*What to work on*: Could you output each line of the data that follows exactly?

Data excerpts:
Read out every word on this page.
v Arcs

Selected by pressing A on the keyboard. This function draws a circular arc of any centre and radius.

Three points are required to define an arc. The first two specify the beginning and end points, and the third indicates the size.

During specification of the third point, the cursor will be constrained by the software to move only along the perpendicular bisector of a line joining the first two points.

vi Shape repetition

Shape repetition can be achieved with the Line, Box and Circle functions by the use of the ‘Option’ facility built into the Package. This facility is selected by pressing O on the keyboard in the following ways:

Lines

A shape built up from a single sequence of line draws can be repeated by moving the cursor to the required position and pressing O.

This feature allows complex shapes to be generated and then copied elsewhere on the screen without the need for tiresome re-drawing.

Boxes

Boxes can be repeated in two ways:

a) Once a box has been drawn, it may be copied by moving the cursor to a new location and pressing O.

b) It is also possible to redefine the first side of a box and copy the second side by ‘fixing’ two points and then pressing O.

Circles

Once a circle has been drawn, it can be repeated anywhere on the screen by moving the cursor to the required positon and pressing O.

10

*Answer to this task*:
Read out every word on this page.
v Arcs

Selected by pressing A on the keyboard. This function draws a circular arc of any centre and radius.

Three points are required to define an arc. The first two specify the beginning and end points, and the third indicates the size.

During specification of the third point, the cursor will be constrained by the software to move only along the perpendicular bisector of a line joining the first two points.

vi Shape repetition

Shape repetition can be achieved with the Line, Box and Circle functions by the use of the ‘Option’ facility built into the Package. This facility is selected by pressing O on the keyboard in the following ways:

Lines

A shape built up from a single sequence of line draws can be repeated by moving the cursor to the required position and pressing O.

This feature allows complex shapes to be generated and then copied elsewhere on the screen without the need for tiresome re-drawing.

Boxes

Boxes can be repeated in two ways:

a) Once a box has been drawn, it may be copied by moving the cursor to a new location and pressing O.

b) It is also possible to redefine the first side of a box and copy the second side by ‘fixing’ two points and then pressing O.

Circles

Once a circle has been drawn, it can be repeated anywhere on the screen by moving the cursor to the required positon and pressing O.

10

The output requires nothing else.